## start Entries supplied
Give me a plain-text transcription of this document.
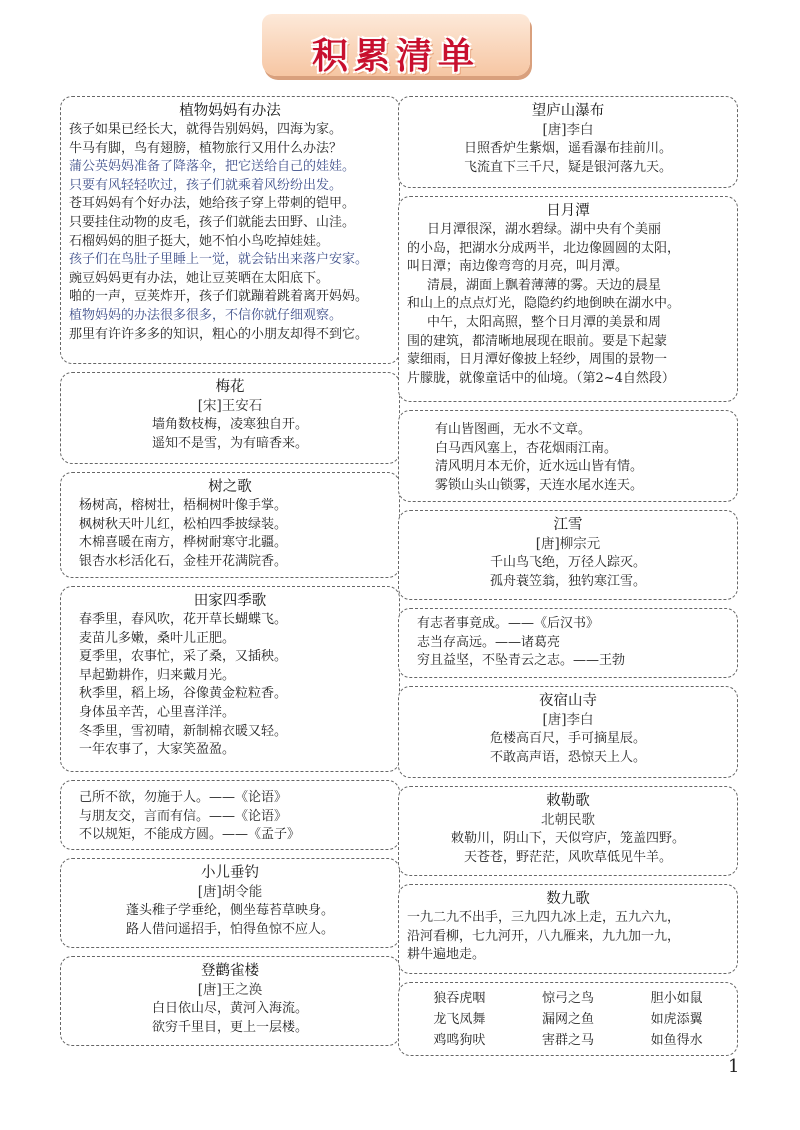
积累清单
植物妈妈有办法
孩子如果已经长大，就得告别妈妈，四海为家。
牛马有脚，鸟有翅膀，植物旅行又用什么办法？
蒲公英妈妈准备了降落伞，把它送给自己的娃娃。
只要有风轻轻吹过，孩子们就乘着风纷纷出发。
苍耳妈妈有个好办法，她给孩子穿上带刺的铠甲。
只要挂住动物的皮毛，孩子们就能去田野、山洼。
石榴妈妈的胆子挺大，她不怕小鸟吃掉娃娃。
孩子们在鸟肚子里睡上一觉，就会钻出来落户安家。
豌豆妈妈更有办法，她让豆荚晒在太阳底下。
啪的一声，豆荚炸开，孩子们就蹦着跳着离开妈妈。
植物妈妈的办法很多很多，不信你就仔细观察。
那里有许许多多的知识，粗心的小朋友却得不到它。
梅花
[宋]王安石
墙角数枝梅，凌寒独自开。
遥知不是雪，为有暗香来。
树之歌
杨树高，榕树壮，梧桐树叶像手掌。
枫树秋天叶儿红，松柏四季披绿装。
木棉喜暖在南方，桦树耐寒守北疆。
银杏水杉活化石，金桂开花满院香。
田家四季歌
春季里，春风吹，花开草长蝴蝶飞。
麦苗儿多嫩，桑叶儿正肥。
夏季里，农事忙，采了桑，又插秧。
早起勤耕作，归来戴月光。
秋季里，稻上场，谷像黄金粒粒香。
身体虽辛苦，心里喜洋洋。
冬季里，雪初晴，新制棉衣暖又轻。
一年农事了，大家笑盈盈。
己所不欲，勿施于人。——《论语》
与朋友交，言而有信。——《论语》
不以规矩，不能成方圆。——《孟子》
小儿垂钓
[唐]胡令能
蓬头稚子学垂纶，侧坐莓苔草映身。
路人借问遥招手，怕得鱼惊不应人。
登鹳雀楼
[唐]王之涣
白日依山尽，黄河入海流。
欲穷千里目，更上一层楼。
望庐山瀑布
[唐]李白
日照香炉生紫烟，遥看瀑布挂前川。
飞流直下三千尺，疑是银河落九天。
日月潭
日月潭很深，湖水碧绿。湖中央有个美丽
的小岛，把湖水分成两半，北边像圆圆的太阳，
叫日潭；南边像弯弯的月亮，叫月潭。
清晨，湖面上飘着薄薄的雾。天边的晨星
和山上的点点灯光，隐隐约约地倒映在湖水中。
中午，太阳高照，整个日月潭的美景和周
围的建筑，都清晰地展现在眼前。要是下起蒙
蒙细雨，日月潭好像披上轻纱，周围的景物一
片朦胧，就像童话中的仙境。（第2~4自然段）
有山皆图画，无水不文章。
白马西风塞上，杏花烟雨江南。
清风明月本无价，近水远山皆有情。
雾锁山头山锁雾，天连水尾水连天。
江雪
[唐]柳宗元
千山鸟飞绝，万径人踪灭。
孤舟蓑笠翁，独钓寒江雪。
有志者事竟成。——《后汉书》
志当存高远。——诸葛亮
穷且益坚，不坠青云之志。——王勃
夜宿山寺
[唐]李白
危楼高百尺，手可摘星辰。
不敢高声语，恐惊天上人。
敕勒歌
北朝民歌
敕勒川，阴山下，天似穹庐，笼盖四野。
天苍苍，野茫茫，风吹草低见牛羊。
数九歌
一九二九不出手，三九四九冰上走，五九六九，
沿河看柳，七九河开，八九雁来，九九加一九，
耕牛遍地走。
狼吞虎咽	惊弓之鸟	胆小如鼠
龙飞凤舞	漏网之鱼	如虎添翼
鸡鸣狗吠	害群之马	如鱼得水
1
## end Entries supplied
▶ [Requirement]
Reproduce each line exactly, please, except for any pictures.

▶ [Worked answer]
Give me a plain-text transcription of this document.
积累清单
植物妈妈有办法
孩子如果已经长大，就得告别妈妈，四海为家。
牛马有脚，鸟有翅膀，植物旅行又用什么办法？
蒲公英妈妈准备了降落伞，把它送给自己的娃娃。
只要有风轻轻吹过，孩子们就乘着风纷纷出发。
苍耳妈妈有个好办法，她给孩子穿上带刺的铠甲。
只要挂住动物的皮毛，孩子们就能去田野、山洼。
石榴妈妈的胆子挺大，她不怕小鸟吃掉娃娃。
孩子们在鸟肚子里睡上一觉，就会钻出来落户安家。
豌豆妈妈更有办法，她让豆荚晒在太阳底下。
啪的一声，豆荚炸开，孩子们就蹦着跳着离开妈妈。
植物妈妈的办法很多很多，不信你就仔细观察。
那里有许许多多的知识，粗心的小朋友却得不到它。
梅花
[宋]王安石
墙角数枝梅，凌寒独自开。
遥知不是雪，为有暗香来。
树之歌
杨树高，榕树壮，梧桐树叶像手掌。
枫树秋天叶儿红，松柏四季披绿装。
木棉喜暖在南方，桦树耐寒守北疆。
银杏水杉活化石，金桂开花满院香。
田家四季歌
春季里，春风吹，花开草长蝴蝶飞。
麦苗儿多嫩，桑叶儿正肥。
夏季里，农事忙，采了桑，又插秧。
早起勤耕作，归来戴月光。
秋季里，稻上场，谷像黄金粒粒香。
身体虽辛苦，心里喜洋洋。
冬季里，雪初晴，新制棉衣暖又轻。
一年农事了，大家笑盈盈。
己所不欲，勿施于人。——《论语》
与朋友交，言而有信。——《论语》
不以规矩，不能成方圆。——《孟子》
小儿垂钓
[唐]胡令能
蓬头稚子学垂纶，侧坐莓苔草映身。
路人借问遥招手，怕得鱼惊不应人。
登鹳雀楼
[唐]王之涣
白日依山尽，黄河入海流。
欲穷千里目，更上一层楼。
望庐山瀑布
[唐]李白
日照香炉生紫烟，遥看瀑布挂前川。
飞流直下三千尺，疑是银河落九天。
日月潭
日月潭很深，湖水碧绿。湖中央有个美丽
的小岛，把湖水分成两半，北边像圆圆的太阳，
叫日潭；南边像弯弯的月亮，叫月潭。
清晨，湖面上飘着薄薄的雾。天边的晨星
和山上的点点灯光，隐隐约约地倒映在湖水中。
中午，太阳高照，整个日月潭的美景和周
围的建筑，都清晰地展现在眼前。要是下起蒙
蒙细雨，日月潭好像披上轻纱，周围的景物一
片朦胧，就像童话中的仙境。（第2~4自然段）
有山皆图画，无水不文章。
白马西风塞上，杏花烟雨江南。
清风明月本无价，近水远山皆有情。
雾锁山头山锁雾，天连水尾水连天。
江雪
[唐]柳宗元
千山鸟飞绝，万径人踪灭。
孤舟蓑笠翁，独钓寒江雪。
有志者事竟成。——《后汉书》
志当存高远。——诸葛亮
穷且益坚，不坠青云之志。——王勃
夜宿山寺
[唐]李白
危楼高百尺，手可摘星辰。
不敢高声语，恐惊天上人。
敕勒歌
北朝民歌
敕勒川，阴山下，天似穹庐，笼盖四野。
天苍苍，野茫茫，风吹草低见牛羊。
数九歌
一九二九不出手，三九四九冰上走，五九六九，
沿河看柳，七九河开，八九雁来，九九加一九，
耕牛遍地走。
狼吞虎咽	惊弓之鸟	胆小如鼠
龙飞凤舞	漏网之鱼	如虎添翼
鸡鸣狗吠	害群之马	如鱼得水
1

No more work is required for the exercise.